REQUIREMENT →
Can you transcribe every entry word for word, skipping the images?

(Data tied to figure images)
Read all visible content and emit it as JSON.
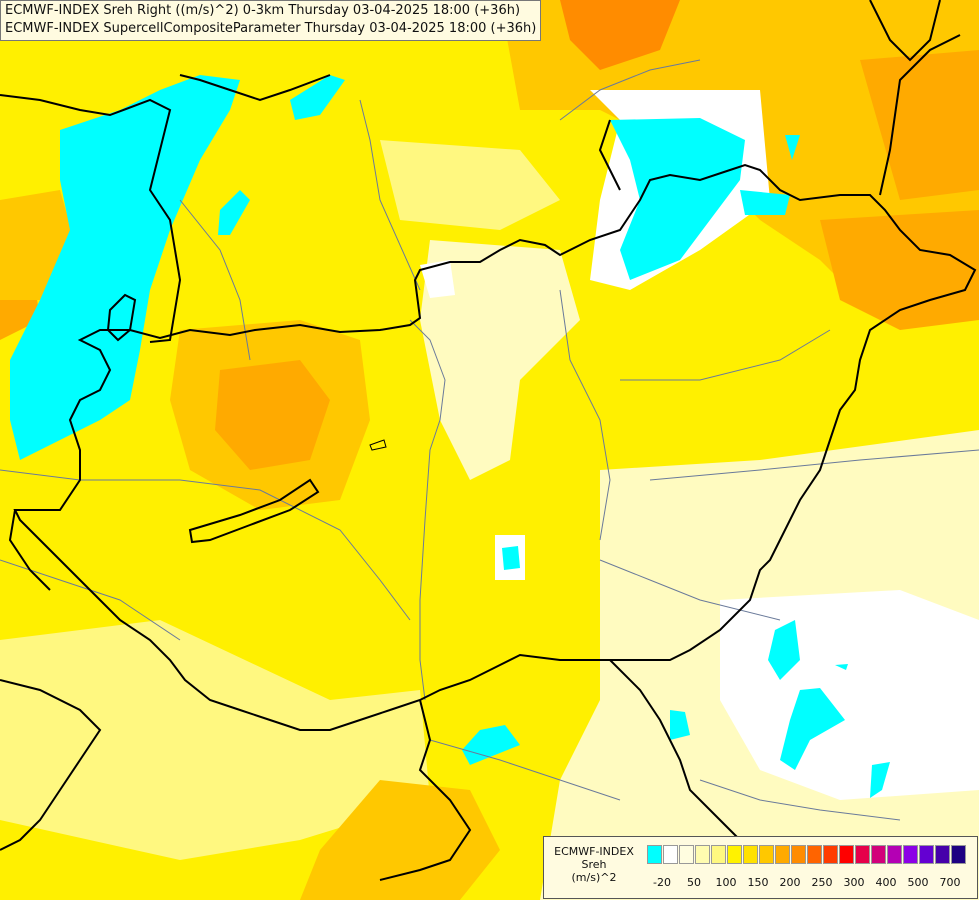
{
  "titles": {
    "line1": "ECMWF-INDEX Sreh Right ((m/s)^2) 0-3km Thursday 03-04-2025 18:00 (+36h)",
    "line2": "ECMWF-INDEX SupercellCompositeParameter Thursday 03-04-2025 18:00 (+36h)"
  },
  "legend": {
    "line1": "ECMWF-INDEX",
    "line2": "Sreh",
    "line3": "(m/s)^2",
    "ticks": [
      "-20",
      "50",
      "100",
      "150",
      "200",
      "250",
      "300",
      "400",
      "500",
      "700"
    ],
    "colors": [
      "#00ffff",
      "#ffffff",
      "#fffde0",
      "#fffcb0",
      "#fff880",
      "#fff200",
      "#ffe100",
      "#ffc800",
      "#ffaa00",
      "#ff8c00",
      "#ff6400",
      "#ff3c00",
      "#ff0000",
      "#e6004a",
      "#d2007a",
      "#b400b4",
      "#8c00e6",
      "#6400d2",
      "#4600aa",
      "#1e0082"
    ]
  },
  "map_colors": {
    "base": "#fff000",
    "light": "#fffbc0",
    "pale": "#fff880",
    "orange": "#ffc800",
    "dark_orange": "#ffaa00",
    "red_orange": "#ff8c00",
    "cyan": "#00ffff",
    "border": "#000000",
    "river": "#6a7a9a"
  }
}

SOLUTION TO THIS PROBLEM →
Read all visible content and emit it as JSON.
{
  "titles": {
    "line1": "ECMWF-INDEX Sreh Right ((m/s)^2) 0-3km Thursday 03-04-2025 18:00 (+36h)",
    "line2": "ECMWF-INDEX SupercellCompositeParameter Thursday 03-04-2025 18:00 (+36h)"
  },
  "legend": {
    "line1": "ECMWF-INDEX",
    "line2": "Sreh",
    "line3": "(m/s)^2",
    "ticks": [
      "-20",
      "50",
      "100",
      "150",
      "200",
      "250",
      "300",
      "400",
      "500",
      "700"
    ],
    "colors": [
      "#00ffff",
      "#ffffff",
      "#fffde0",
      "#fffcb0",
      "#fff880",
      "#fff200",
      "#ffe100",
      "#ffc800",
      "#ffaa00",
      "#ff8c00",
      "#ff6400",
      "#ff3c00",
      "#ff0000",
      "#e6004a",
      "#d2007a",
      "#b400b4",
      "#8c00e6",
      "#6400d2",
      "#4600aa",
      "#1e0082"
    ]
  },
  "map_colors": {
    "base": "#fff000",
    "light": "#fffbc0",
    "pale": "#fff880",
    "orange": "#ffc800",
    "dark_orange": "#ffaa00",
    "red_orange": "#ff8c00",
    "cyan": "#00ffff",
    "border": "#000000",
    "river": "#6a7a9a"
  }
}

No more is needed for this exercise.